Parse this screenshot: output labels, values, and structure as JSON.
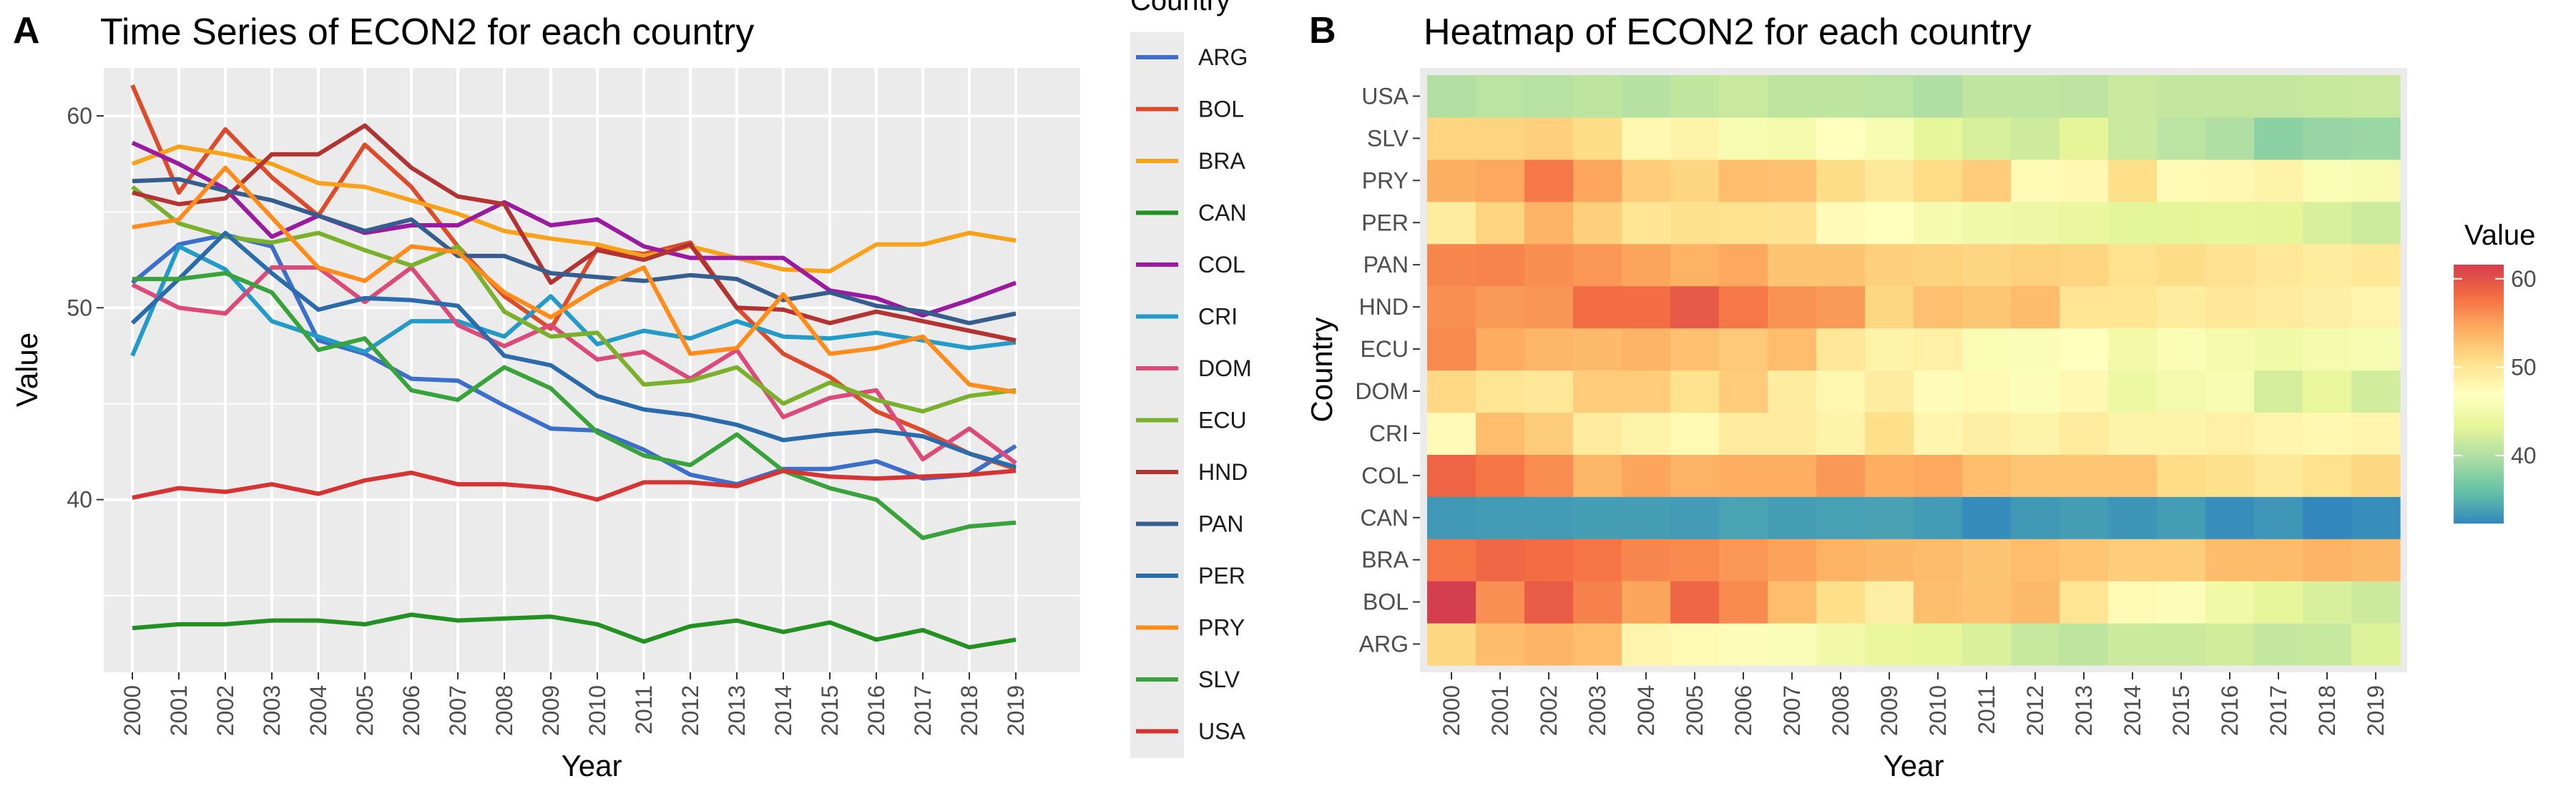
{
  "chart_data": [
    {
      "panel_tag": "A",
      "type": "line",
      "title": "Time Series of ECON2 for each country",
      "xlabel": "Year",
      "ylabel": "Value",
      "x": [
        "2000",
        "2001",
        "2002",
        "2003",
        "2004",
        "2005",
        "2006",
        "2007",
        "2008",
        "2009",
        "2010",
        "2011",
        "2012",
        "2013",
        "2014",
        "2015",
        "2016",
        "2017",
        "2018",
        "2019"
      ],
      "yticks": [
        40,
        50,
        60
      ],
      "ylim": [
        31,
        62.5
      ],
      "grid": true,
      "legend": {
        "title": "Country",
        "placement": "right"
      },
      "series": [
        {
          "name": "ARG",
          "color": "#3b6fcb",
          "values": [
            51.3,
            53.3,
            53.8,
            53.2,
            48.3,
            47.6,
            46.3,
            46.2,
            44.9,
            43.7,
            43.6,
            42.6,
            41.3,
            40.8,
            41.6,
            41.6,
            42.0,
            41.1,
            41.3,
            42.8
          ]
        },
        {
          "name": "BOL",
          "color": "#dc4b2a",
          "values": [
            61.6,
            56.0,
            59.3,
            56.8,
            54.8,
            58.5,
            56.3,
            53.2,
            50.6,
            48.9,
            53.1,
            52.8,
            53.4,
            50.0,
            47.6,
            46.4,
            44.6,
            43.6,
            42.4,
            41.6
          ]
        },
        {
          "name": "BRA",
          "color": "#f8a21a",
          "values": [
            57.5,
            58.4,
            58.0,
            57.5,
            56.5,
            56.3,
            55.6,
            54.9,
            54.0,
            53.6,
            53.3,
            52.7,
            53.2,
            52.6,
            52.0,
            51.9,
            53.3,
            53.3,
            53.9,
            53.5
          ]
        },
        {
          "name": "CAN",
          "color": "#229122",
          "values": [
            33.3,
            33.5,
            33.5,
            33.7,
            33.7,
            33.5,
            34.0,
            33.7,
            33.8,
            33.9,
            33.5,
            32.6,
            33.4,
            33.7,
            33.1,
            33.6,
            32.7,
            33.2,
            32.3,
            32.7
          ]
        },
        {
          "name": "COL",
          "color": "#9a1aa0",
          "values": [
            58.6,
            57.5,
            56.2,
            53.7,
            54.8,
            53.9,
            54.3,
            54.3,
            55.5,
            54.3,
            54.6,
            53.2,
            52.6,
            52.6,
            52.6,
            50.9,
            50.5,
            49.6,
            50.4,
            51.3
          ]
        },
        {
          "name": "CRI",
          "color": "#229bc9",
          "values": [
            47.5,
            53.2,
            52.0,
            49.3,
            48.5,
            47.7,
            49.3,
            49.3,
            48.5,
            50.6,
            48.1,
            48.8,
            48.4,
            49.3,
            48.5,
            48.4,
            48.7,
            48.3,
            47.9,
            48.2
          ]
        },
        {
          "name": "DOM",
          "color": "#dc4a7a",
          "values": [
            51.2,
            50.0,
            49.7,
            52.1,
            52.1,
            50.3,
            52.1,
            49.1,
            48.0,
            49.1,
            47.3,
            47.7,
            46.3,
            47.8,
            44.3,
            45.3,
            45.7,
            42.1,
            43.7,
            41.9
          ]
        },
        {
          "name": "ECU",
          "color": "#7bb02b",
          "values": [
            56.3,
            54.4,
            53.7,
            53.4,
            53.9,
            53.0,
            52.2,
            53.2,
            49.8,
            48.5,
            48.7,
            46.0,
            46.2,
            46.9,
            45.0,
            46.1,
            45.2,
            44.6,
            45.4,
            45.7
          ]
        },
        {
          "name": "HND",
          "color": "#b33333",
          "values": [
            56.0,
            55.4,
            55.7,
            58.0,
            58.0,
            59.5,
            57.3,
            55.8,
            55.4,
            51.3,
            53.0,
            52.5,
            53.3,
            50.0,
            49.9,
            49.2,
            49.8,
            49.3,
            48.8,
            48.3
          ]
        },
        {
          "name": "PAN",
          "color": "#355e8e",
          "values": [
            56.6,
            56.7,
            56.1,
            55.6,
            54.8,
            54.0,
            54.6,
            52.7,
            52.7,
            51.8,
            51.6,
            51.4,
            51.7,
            51.5,
            50.4,
            50.8,
            50.1,
            49.8,
            49.2,
            49.7
          ]
        },
        {
          "name": "PER",
          "color": "#2a6bab",
          "values": [
            49.2,
            51.5,
            53.9,
            51.8,
            49.9,
            50.5,
            50.4,
            50.1,
            47.5,
            47.0,
            45.4,
            44.7,
            44.4,
            43.9,
            43.1,
            43.4,
            43.6,
            43.3,
            42.4,
            41.7
          ]
        },
        {
          "name": "PRY",
          "color": "#ff8c1a",
          "values": [
            54.2,
            54.6,
            57.3,
            54.7,
            52.1,
            51.4,
            53.2,
            52.9,
            50.8,
            49.5,
            51.0,
            52.1,
            47.6,
            47.9,
            50.7,
            47.6,
            47.9,
            48.5,
            46.0,
            45.6
          ]
        },
        {
          "name": "SLV",
          "color": "#38a33a",
          "values": [
            51.5,
            51.5,
            51.8,
            50.8,
            47.8,
            48.4,
            45.7,
            45.2,
            46.9,
            45.8,
            43.5,
            42.3,
            41.8,
            43.4,
            41.5,
            40.6,
            40.0,
            38.0,
            38.6,
            38.8
          ]
        },
        {
          "name": "USA",
          "color": "#d63333",
          "values": [
            40.1,
            40.6,
            40.4,
            40.8,
            40.3,
            41.0,
            41.4,
            40.8,
            40.8,
            40.6,
            40.0,
            40.9,
            40.9,
            40.7,
            41.5,
            41.2,
            41.1,
            41.2,
            41.3,
            41.5
          ]
        }
      ]
    },
    {
      "panel_tag": "B",
      "type": "heatmap",
      "title": "Heatmap of ECON2 for each country",
      "xlabel": "Year",
      "ylabel": "Country",
      "x": [
        "2000",
        "2001",
        "2002",
        "2003",
        "2004",
        "2005",
        "2006",
        "2007",
        "2008",
        "2009",
        "2010",
        "2011",
        "2012",
        "2013",
        "2014",
        "2015",
        "2016",
        "2017",
        "2018",
        "2019"
      ],
      "y": [
        "ARG",
        "BOL",
        "BRA",
        "CAN",
        "COL",
        "CRI",
        "DOM",
        "ECU",
        "HND",
        "PAN",
        "PER",
        "PRY",
        "SLV",
        "USA"
      ],
      "legend": {
        "title": "Value",
        "placement": "right",
        "ticks": [
          40,
          50,
          60
        ],
        "range": [
          32.3,
          61.6
        ]
      },
      "values": [
        [
          51.3,
          53.3,
          53.8,
          53.2,
          48.3,
          47.6,
          46.3,
          46.2,
          44.9,
          43.7,
          43.6,
          42.6,
          41.3,
          40.8,
          41.6,
          41.6,
          42.0,
          41.1,
          41.3,
          42.8
        ],
        [
          61.6,
          56.0,
          59.3,
          56.8,
          54.8,
          58.5,
          56.3,
          53.2,
          50.6,
          48.9,
          53.1,
          52.8,
          53.4,
          50.0,
          47.6,
          46.4,
          44.6,
          43.6,
          42.4,
          41.6
        ],
        [
          57.5,
          58.4,
          58.0,
          57.5,
          56.5,
          56.3,
          55.6,
          54.9,
          54.0,
          53.6,
          53.3,
          52.7,
          53.2,
          52.6,
          52.0,
          51.9,
          53.3,
          53.3,
          53.9,
          53.5
        ],
        [
          33.3,
          33.5,
          33.5,
          33.7,
          33.7,
          33.5,
          34.0,
          33.7,
          33.8,
          33.9,
          33.5,
          32.6,
          33.4,
          33.7,
          33.1,
          33.6,
          32.7,
          33.2,
          32.3,
          32.7
        ],
        [
          58.6,
          57.5,
          56.2,
          53.7,
          54.8,
          53.9,
          54.3,
          54.3,
          55.5,
          54.3,
          54.6,
          53.2,
          52.6,
          52.6,
          52.6,
          50.9,
          50.5,
          49.6,
          50.4,
          51.3
        ],
        [
          47.5,
          53.2,
          52.0,
          49.3,
          48.5,
          47.7,
          49.3,
          49.3,
          48.5,
          50.6,
          48.1,
          48.8,
          48.4,
          49.3,
          48.5,
          48.4,
          48.7,
          48.3,
          47.9,
          48.2
        ],
        [
          51.2,
          50.0,
          49.7,
          52.1,
          52.1,
          50.3,
          52.1,
          49.1,
          48.0,
          49.1,
          47.3,
          47.7,
          46.3,
          47.8,
          44.3,
          45.3,
          45.7,
          42.1,
          43.7,
          41.9
        ],
        [
          56.3,
          54.4,
          53.7,
          53.4,
          53.9,
          53.0,
          52.2,
          53.2,
          49.8,
          48.5,
          48.7,
          46.0,
          46.2,
          46.9,
          45.0,
          46.1,
          45.2,
          44.6,
          45.4,
          45.7
        ],
        [
          56.0,
          55.4,
          55.7,
          58.0,
          58.0,
          59.5,
          57.3,
          55.8,
          55.4,
          51.3,
          53.0,
          52.5,
          53.3,
          50.0,
          49.9,
          49.2,
          49.8,
          49.3,
          48.8,
          48.3
        ],
        [
          56.6,
          56.7,
          56.1,
          55.6,
          54.8,
          54.0,
          54.6,
          52.7,
          52.7,
          51.8,
          51.6,
          51.4,
          51.7,
          51.5,
          50.4,
          50.8,
          50.1,
          49.8,
          49.2,
          49.7
        ],
        [
          49.2,
          51.5,
          53.9,
          51.8,
          49.9,
          50.5,
          50.4,
          50.1,
          47.5,
          47.0,
          45.4,
          44.7,
          44.4,
          43.9,
          43.1,
          43.4,
          43.6,
          43.3,
          42.4,
          41.7
        ],
        [
          54.2,
          54.6,
          57.3,
          54.7,
          52.1,
          51.4,
          53.2,
          52.9,
          50.8,
          49.5,
          51.0,
          52.1,
          47.6,
          47.9,
          50.7,
          47.6,
          47.9,
          48.5,
          46.0,
          45.6
        ],
        [
          51.5,
          51.5,
          51.8,
          50.8,
          47.8,
          48.4,
          45.7,
          45.2,
          46.9,
          45.8,
          43.5,
          42.3,
          41.8,
          43.4,
          41.5,
          40.6,
          40.0,
          38.0,
          38.6,
          38.8
        ],
        [
          40.1,
          40.6,
          40.4,
          40.8,
          40.3,
          41.0,
          41.4,
          40.8,
          40.8,
          40.6,
          40.0,
          40.9,
          40.9,
          40.7,
          41.5,
          41.2,
          41.1,
          41.2,
          41.3,
          41.5
        ]
      ],
      "palette": [
        "#3288bd",
        "#66c2a5",
        "#abdda4",
        "#e6f598",
        "#ffffbf",
        "#fee08b",
        "#fdae61",
        "#f46d43",
        "#d53e4f"
      ]
    }
  ]
}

════

State the number of lines in the records that include "title", and write nothing else.

4